Your task –
Extract all data as written.
[START Rows]
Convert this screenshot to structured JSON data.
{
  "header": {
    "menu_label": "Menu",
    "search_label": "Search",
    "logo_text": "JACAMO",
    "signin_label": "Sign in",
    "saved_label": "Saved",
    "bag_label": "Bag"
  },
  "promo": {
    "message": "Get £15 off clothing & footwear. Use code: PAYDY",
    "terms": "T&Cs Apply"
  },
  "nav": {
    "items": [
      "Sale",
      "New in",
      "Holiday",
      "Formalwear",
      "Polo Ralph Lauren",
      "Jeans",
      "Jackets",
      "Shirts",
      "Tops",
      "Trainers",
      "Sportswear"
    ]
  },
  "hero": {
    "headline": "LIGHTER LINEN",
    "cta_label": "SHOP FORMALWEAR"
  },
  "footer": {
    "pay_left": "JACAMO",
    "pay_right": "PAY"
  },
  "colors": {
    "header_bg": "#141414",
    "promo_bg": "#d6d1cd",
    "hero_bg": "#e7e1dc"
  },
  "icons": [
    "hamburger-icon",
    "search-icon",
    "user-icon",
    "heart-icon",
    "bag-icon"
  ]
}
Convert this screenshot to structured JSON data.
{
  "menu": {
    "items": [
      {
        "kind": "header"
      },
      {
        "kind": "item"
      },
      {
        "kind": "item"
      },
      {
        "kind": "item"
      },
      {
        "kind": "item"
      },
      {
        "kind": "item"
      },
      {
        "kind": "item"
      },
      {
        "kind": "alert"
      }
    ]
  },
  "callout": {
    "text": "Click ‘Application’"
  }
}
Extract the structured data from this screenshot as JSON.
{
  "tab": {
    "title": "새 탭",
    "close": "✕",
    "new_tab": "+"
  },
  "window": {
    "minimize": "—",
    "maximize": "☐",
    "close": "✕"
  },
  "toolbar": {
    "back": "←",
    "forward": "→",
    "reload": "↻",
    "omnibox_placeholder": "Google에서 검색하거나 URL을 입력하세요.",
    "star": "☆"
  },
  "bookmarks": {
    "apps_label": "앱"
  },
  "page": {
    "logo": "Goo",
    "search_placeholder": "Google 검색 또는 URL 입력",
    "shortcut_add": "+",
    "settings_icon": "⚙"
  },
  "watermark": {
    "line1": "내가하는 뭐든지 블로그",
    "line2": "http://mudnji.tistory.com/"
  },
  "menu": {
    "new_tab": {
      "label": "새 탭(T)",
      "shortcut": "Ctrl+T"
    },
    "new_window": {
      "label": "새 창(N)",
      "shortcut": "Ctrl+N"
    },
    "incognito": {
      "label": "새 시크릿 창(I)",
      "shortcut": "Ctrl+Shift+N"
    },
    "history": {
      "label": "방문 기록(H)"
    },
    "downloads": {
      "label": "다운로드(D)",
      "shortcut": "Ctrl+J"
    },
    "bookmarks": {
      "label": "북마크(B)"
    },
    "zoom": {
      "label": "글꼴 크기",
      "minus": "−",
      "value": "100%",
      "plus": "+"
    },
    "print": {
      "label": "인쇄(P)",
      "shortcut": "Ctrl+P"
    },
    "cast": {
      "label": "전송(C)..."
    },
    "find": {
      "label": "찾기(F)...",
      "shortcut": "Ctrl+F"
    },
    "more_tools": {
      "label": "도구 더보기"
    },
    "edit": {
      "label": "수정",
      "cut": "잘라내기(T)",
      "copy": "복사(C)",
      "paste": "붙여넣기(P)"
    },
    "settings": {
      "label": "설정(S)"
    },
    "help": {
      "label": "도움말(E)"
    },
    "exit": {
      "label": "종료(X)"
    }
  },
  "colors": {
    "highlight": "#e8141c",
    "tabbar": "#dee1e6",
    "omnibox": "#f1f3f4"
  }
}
[END Rows]
Solution for this problem –
Convert this screenshot to structured JSON data.
{
  "header": {
    "menu_label": "Menu",
    "search_label": "Search",
    "logo_text": "JACAMO",
    "signin_label": "Sign in",
    "saved_label": "Saved",
    "bag_label": "Bag"
  },
  "promo": {
    "message": "Get £15 off clothing & footwear. Use code: PAYDY",
    "terms": "T&Cs Apply"
  },
  "nav": {
    "items": [
      "Sale",
      "New in",
      "Holiday",
      "Formalwear",
      "Polo Ralph Lauren",
      "Jeans",
      "Jackets",
      "Shirts",
      "Tops",
      "Trainers",
      "Sportswear"
    ]
  },
  "hero": {
    "headline": "LIGHTER LINEN",
    "cta_label": "SHOP FORMALWEAR"
  },
  "footer": {
    "pay_left": "JACAMO",
    "pay_right": "PAY"
  },
  "colors": {
    "header_bg": "#141414",
    "promo_bg": "#d6d1cd",
    "hero_bg": "#e7e1dc"
  },
  "icons": [
    "hamburger-icon",
    "search-icon",
    "user-icon",
    "heart-icon",
    "bag-icon"
  ]
}
Convert this screenshot to structured JSON data.
{
  "menu": {
    "items": [
      {
        "kind": "header"
      },
      {
        "kind": "item"
      },
      {
        "kind": "item"
      },
      {
        "kind": "item"
      },
      {
        "kind": "item"
      },
      {
        "kind": "item"
      },
      {
        "kind": "item"
      },
      {
        "kind": "alert"
      }
    ]
  },
  "callout": {
    "text": "Click ‘Application’"
  }
}
Extract the structured data from this screenshot as JSON.
{
  "tab": {
    "title": "새 탭",
    "close": "✕",
    "new_tab": "+"
  },
  "window": {
    "minimize": "—",
    "maximize": "☐",
    "close": "✕"
  },
  "toolbar": {
    "back": "←",
    "forward": "→",
    "reload": "↻",
    "omnibox_placeholder": "Google에서 검색하거나 URL을 입력하세요.",
    "star": "☆"
  },
  "bookmarks": {
    "apps_label": "앱"
  },
  "page": {
    "logo": "Goo",
    "search_placeholder": "Google 검색 또는 URL 입력",
    "shortcut_add": "+",
    "settings_icon": "⚙"
  },
  "watermark": {
    "line1": "내가하는 뭐든지 블로그",
    "line2": "http://mudnji.tistory.com/"
  },
  "menu": {
    "new_tab": {
      "label": "새 탭(T)",
      "shortcut": "Ctrl+T"
    },
    "new_window": {
      "label": "새 창(N)",
      "shortcut": "Ctrl+N"
    },
    "incognito": {
      "label": "새 시크릿 창(I)",
      "shortcut": "Ctrl+Shift+N"
    },
    "history": {
      "label": "방문 기록(H)"
    },
    "downloads": {
      "label": "다운로드(D)",
      "shortcut": "Ctrl+J"
    },
    "bookmarks": {
      "label": "북마크(B)"
    },
    "zoom": {
      "label": "글꼴 크기",
      "minus": "−",
      "value": "100%",
      "plus": "+"
    },
    "print": {
      "label": "인쇄(P)",
      "shortcut": "Ctrl+P"
    },
    "cast": {
      "label": "전송(C)..."
    },
    "find": {
      "label": "찾기(F)...",
      "shortcut": "Ctrl+F"
    },
    "more_tools": {
      "label": "도구 더보기"
    },
    "edit": {
      "label": "수정",
      "cut": "잘라내기(T)",
      "copy": "복사(C)",
      "paste": "붙여넣기(P)"
    },
    "settings": {
      "label": "설정(S)"
    },
    "help": {
      "label": "도움말(E)"
    },
    "exit": {
      "label": "종료(X)"
    }
  },
  "colors": {
    "highlight": "#e8141c",
    "tabbar": "#dee1e6",
    "omnibox": "#f1f3f4"
  }
}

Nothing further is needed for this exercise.